• **The request**:
Select all lines holding the word "name" from the entries that follow.

Dataset items

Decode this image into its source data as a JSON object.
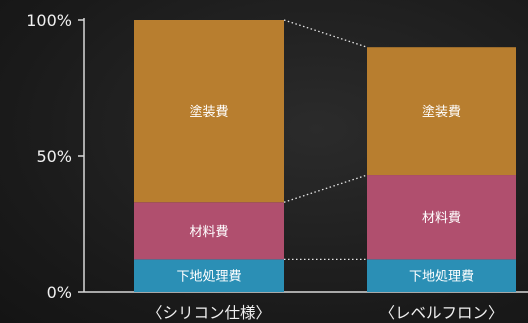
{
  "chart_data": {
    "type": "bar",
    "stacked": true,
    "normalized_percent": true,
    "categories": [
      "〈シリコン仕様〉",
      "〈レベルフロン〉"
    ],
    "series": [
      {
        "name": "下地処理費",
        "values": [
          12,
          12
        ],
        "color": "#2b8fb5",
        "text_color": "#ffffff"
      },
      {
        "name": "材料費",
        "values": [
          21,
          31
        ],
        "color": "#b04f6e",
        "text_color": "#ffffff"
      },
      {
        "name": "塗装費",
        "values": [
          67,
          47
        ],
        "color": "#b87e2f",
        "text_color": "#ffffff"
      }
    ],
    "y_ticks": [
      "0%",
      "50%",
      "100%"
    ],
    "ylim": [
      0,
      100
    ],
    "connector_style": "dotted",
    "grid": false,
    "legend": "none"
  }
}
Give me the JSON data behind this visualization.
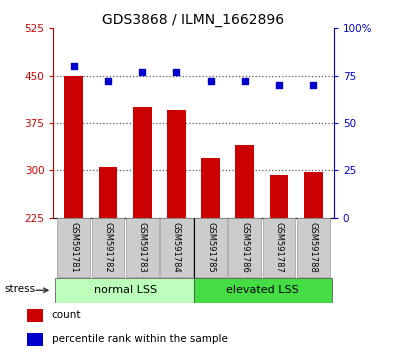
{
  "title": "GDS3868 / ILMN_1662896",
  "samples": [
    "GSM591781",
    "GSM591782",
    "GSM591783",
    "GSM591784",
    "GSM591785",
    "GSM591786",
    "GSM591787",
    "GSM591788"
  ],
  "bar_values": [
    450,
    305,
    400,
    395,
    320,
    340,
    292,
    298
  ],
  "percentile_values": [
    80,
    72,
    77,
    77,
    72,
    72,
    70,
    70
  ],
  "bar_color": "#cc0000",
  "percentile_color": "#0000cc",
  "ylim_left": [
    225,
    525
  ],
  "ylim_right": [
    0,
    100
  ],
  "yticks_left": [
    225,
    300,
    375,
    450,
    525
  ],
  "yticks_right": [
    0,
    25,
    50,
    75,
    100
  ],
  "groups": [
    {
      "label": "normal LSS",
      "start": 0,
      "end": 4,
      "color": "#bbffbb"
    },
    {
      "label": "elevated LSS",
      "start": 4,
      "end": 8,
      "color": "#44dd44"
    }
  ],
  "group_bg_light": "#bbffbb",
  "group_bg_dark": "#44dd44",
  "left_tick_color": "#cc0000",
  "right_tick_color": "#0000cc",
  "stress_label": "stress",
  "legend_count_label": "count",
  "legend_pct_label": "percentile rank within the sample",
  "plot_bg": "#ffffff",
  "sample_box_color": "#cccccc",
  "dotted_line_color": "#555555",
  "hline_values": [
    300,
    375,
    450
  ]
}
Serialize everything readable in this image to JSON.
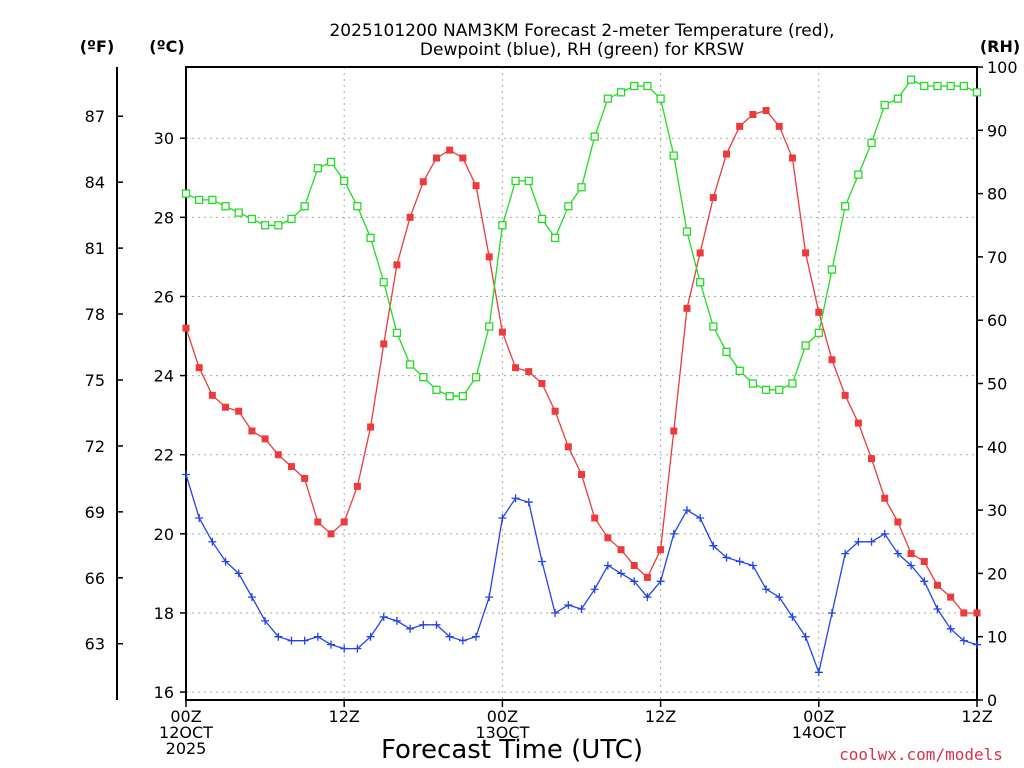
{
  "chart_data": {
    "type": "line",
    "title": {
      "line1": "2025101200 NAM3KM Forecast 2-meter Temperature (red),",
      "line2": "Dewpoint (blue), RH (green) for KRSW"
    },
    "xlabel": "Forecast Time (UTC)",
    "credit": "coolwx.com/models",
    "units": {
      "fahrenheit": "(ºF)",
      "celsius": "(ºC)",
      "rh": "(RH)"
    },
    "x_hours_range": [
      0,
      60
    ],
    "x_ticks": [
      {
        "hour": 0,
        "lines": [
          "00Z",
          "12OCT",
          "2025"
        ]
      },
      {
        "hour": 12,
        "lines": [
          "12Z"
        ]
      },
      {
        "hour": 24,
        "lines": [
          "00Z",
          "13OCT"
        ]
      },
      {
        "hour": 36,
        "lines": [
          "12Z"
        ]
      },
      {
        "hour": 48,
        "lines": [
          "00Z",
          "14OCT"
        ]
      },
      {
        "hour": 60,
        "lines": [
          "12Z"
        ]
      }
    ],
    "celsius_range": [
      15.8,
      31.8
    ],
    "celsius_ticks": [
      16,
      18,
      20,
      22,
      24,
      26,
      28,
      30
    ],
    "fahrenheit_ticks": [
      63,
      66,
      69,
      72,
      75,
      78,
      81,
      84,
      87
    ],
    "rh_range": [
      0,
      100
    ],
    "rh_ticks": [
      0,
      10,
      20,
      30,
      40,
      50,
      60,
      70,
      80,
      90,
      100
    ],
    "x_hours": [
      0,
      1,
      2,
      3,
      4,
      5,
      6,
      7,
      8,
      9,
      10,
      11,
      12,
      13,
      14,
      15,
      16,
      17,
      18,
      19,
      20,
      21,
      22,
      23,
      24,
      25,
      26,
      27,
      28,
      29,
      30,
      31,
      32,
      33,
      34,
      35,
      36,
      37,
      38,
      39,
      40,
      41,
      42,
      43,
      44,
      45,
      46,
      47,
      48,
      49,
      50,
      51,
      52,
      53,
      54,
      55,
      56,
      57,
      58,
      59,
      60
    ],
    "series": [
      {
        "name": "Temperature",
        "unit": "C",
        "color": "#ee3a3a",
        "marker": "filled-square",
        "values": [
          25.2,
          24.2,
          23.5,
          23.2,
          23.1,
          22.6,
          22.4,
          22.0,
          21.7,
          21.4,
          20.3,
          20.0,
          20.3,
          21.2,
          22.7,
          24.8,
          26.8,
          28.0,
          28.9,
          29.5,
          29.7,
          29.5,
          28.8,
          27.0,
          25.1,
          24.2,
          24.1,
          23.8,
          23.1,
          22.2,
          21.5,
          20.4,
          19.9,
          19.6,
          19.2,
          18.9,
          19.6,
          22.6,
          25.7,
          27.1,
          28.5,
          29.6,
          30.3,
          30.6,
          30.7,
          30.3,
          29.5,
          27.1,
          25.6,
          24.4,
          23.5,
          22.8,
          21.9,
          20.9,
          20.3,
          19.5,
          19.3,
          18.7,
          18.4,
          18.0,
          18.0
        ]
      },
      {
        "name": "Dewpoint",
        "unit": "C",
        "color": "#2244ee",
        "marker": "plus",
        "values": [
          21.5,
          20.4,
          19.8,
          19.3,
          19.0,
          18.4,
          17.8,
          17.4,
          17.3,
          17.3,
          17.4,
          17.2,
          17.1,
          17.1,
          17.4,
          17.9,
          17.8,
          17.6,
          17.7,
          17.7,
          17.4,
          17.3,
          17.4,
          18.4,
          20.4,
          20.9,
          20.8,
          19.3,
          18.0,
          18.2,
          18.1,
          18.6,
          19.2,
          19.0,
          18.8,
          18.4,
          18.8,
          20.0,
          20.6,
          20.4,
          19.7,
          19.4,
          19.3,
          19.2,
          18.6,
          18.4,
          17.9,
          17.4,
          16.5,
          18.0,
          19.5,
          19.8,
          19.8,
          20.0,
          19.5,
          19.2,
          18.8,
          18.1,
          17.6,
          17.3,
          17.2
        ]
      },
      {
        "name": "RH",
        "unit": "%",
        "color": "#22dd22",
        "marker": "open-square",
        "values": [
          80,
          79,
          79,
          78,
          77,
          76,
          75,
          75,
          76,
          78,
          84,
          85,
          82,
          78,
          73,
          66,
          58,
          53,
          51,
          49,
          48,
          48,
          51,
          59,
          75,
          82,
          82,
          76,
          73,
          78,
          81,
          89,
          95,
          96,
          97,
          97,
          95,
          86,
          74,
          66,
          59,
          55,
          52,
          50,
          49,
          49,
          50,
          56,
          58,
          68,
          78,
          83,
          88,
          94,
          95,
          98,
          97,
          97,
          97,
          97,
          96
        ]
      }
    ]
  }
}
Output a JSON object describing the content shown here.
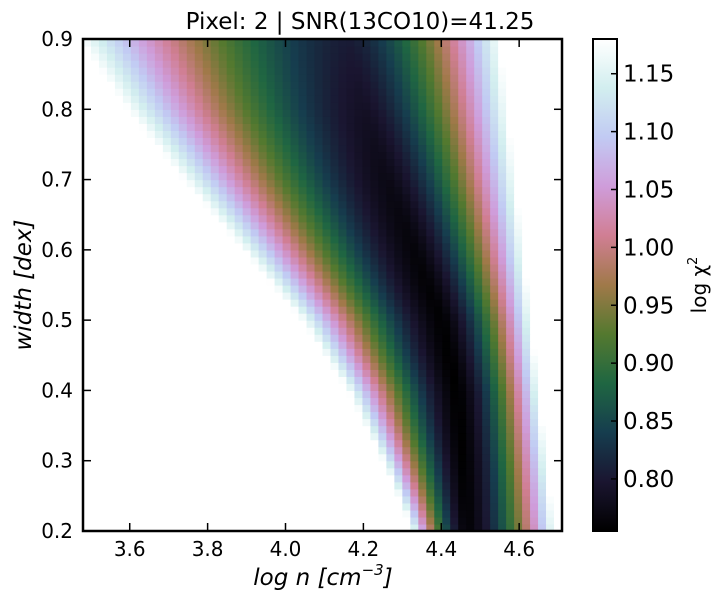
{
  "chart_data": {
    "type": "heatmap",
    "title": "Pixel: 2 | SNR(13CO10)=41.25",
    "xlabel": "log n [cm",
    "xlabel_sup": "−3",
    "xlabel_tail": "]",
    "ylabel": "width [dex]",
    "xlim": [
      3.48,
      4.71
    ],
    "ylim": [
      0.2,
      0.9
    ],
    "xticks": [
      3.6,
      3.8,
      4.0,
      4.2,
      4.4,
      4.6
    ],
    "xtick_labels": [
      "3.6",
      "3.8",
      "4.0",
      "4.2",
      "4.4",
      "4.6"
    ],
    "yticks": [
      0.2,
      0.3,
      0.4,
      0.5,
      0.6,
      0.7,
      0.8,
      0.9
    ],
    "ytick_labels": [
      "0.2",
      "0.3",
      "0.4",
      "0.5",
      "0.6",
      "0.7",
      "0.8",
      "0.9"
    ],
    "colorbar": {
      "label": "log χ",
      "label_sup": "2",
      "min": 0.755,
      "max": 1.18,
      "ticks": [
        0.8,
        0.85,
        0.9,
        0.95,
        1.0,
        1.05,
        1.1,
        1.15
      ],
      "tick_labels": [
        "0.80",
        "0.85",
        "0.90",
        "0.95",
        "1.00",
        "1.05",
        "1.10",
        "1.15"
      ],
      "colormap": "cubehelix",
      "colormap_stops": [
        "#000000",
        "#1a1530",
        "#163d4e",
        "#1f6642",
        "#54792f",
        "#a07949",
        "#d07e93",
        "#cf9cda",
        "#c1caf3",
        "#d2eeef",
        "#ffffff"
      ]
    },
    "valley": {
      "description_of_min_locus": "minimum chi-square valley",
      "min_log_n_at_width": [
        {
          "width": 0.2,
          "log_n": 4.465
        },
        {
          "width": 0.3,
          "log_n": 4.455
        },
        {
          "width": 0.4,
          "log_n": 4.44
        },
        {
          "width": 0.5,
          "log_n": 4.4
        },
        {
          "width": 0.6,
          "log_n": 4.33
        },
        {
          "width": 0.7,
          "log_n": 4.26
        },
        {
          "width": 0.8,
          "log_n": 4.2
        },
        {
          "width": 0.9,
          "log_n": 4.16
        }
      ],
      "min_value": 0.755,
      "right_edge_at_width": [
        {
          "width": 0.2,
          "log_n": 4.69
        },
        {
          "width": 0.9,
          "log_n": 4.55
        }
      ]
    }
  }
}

• **Worked answer**:
        "name": "下地処理費",
        "name": "材料費",
        "name": "塗装費",
        "name": "Temperature",
        "name": "Dewpoint",
        "name": "RH",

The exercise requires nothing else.